[Saved entries]
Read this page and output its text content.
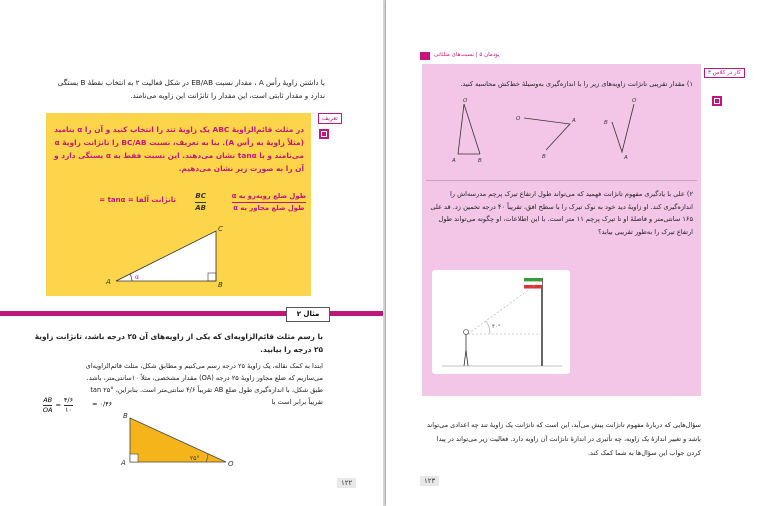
با داشتن زاویهٔ رأس A ، مقدار نسبت EB/AB در شکل فعالیت ۲ به انتخاب نقطهٔ B بستگی ندارد و مقدار ثابتی است، این مقدار را تانژانت این زاویه می‌نامند.
در مثلث قائم‌الزاویهٔ ABC یک زاویهٔ تند را انتخاب کنید و آن را α بنامید (مثلاً زاویهٔ به رأس A). بنا به تعریف، نسبت BC/AB را تانژانت زاویهٔ α می‌نامند و با tanα نشان می‌دهند. این نسبت فقط به α بستگی دارد و آن را به صورت زیر نشان می‌دهیم.
طول ضلع روبه‌رو به α
طول ضلع مجاور به α
BC
AB
تانژانت آلفا = tanα =
A	B
C
α
تعریف
مثال ۲
با رسم مثلث قائم‌الزاویه‌ای که یکی از زاویه‌های آن ۲۵ درجه باشد، تانژانت زاویهٔ ۲۵ درجه را بیابید.
ابتدا به کمک نقاله، یک زاویهٔ ۲۵ درجه رسم می‌کنیم و مطابق شکل، مثلث قائم‌الزاویه‌ای می‌سازیم که ضلع مجاور زاویهٔ ۲۵ درجه (OA) مقدار مشخصی، مثلاً ۱۰سانتی‌متر، باشد. طبق شکل، با اندازه‌گیری طول ضلع AB تقریباً ۴/۶ سانتی‌متر است. بنابراین، tan ۲۵° تقریباً برابر است با
$\frac{AB}{OA}$ =
۴/۶
۱۰
≈ ۰/۴۶
A
B
O
۲۵°
۱۲۲
پودمان ۵ | نسبت‌های مثلثاتی
۱) مقدار تقریبی تانژانت زاویه‌های زیر را با اندازه‌گیری به‌وسیلهٔ خط‌کش محاسبه کنید.
O
A
B
O	A
B
O
A	B
۲) علی با یادگیری مفهوم تانژانت فهمید که می‌تواند طول ارتفاع تیرک پرچم مدرسه‌اش را اندازه‌گیری کند. او زاویهٔ دید خود به نوک تیرک را با سطح افق، تقریباً ۴۰ درجه تخمین زد. قد علی ۱۶۵ سانتی‌متر و فاصلهٔ او تا تیرک پرچم ۱۱ متر است. با این اطلاعات، او چگونه می‌تواند طول ارتفاع تیرک را به‌طور تقریبی بیابد؟
۴۰°
کار در کلاس ۳
سؤال‌هایی که دربارهٔ مفهوم تانژانت پیش می‌آید، این است که تانژانت یک زاویهٔ تند چه اعدادی می‌تواند باشد و تغییر اندازهٔ یک زاویه، چه تأثیری در اندازهٔ تانژانت آن زاویه دارد. فعالیت زیر می‌تواند در پیدا کردن جواب این سؤال‌ها به شما کمک کند.
۱۲۳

» WRITTEN INSTRUCTION: Copy all lines of the listing above that contain the string "مجاور".

» TASK OUTPUT:
طول ضلع مجاور به α
ابتدا به کمک نقاله، یک زاویهٔ ۲۵ درجه رسم می‌کنیم و مطابق شکل، مثلث قائم‌الزاویه‌ای می‌سازیم که ضلع مجاور زاویهٔ ۲۵ درجه (OA) مقدار مشخصی، مثلاً ۱۰سانتی‌متر، باشد. طبق شکل، با اندازه‌گیری طول ضلع AB تقریباً ۴/۶ سانتی‌متر است. بنابراین، tan ۲۵° تقریباً برابر است با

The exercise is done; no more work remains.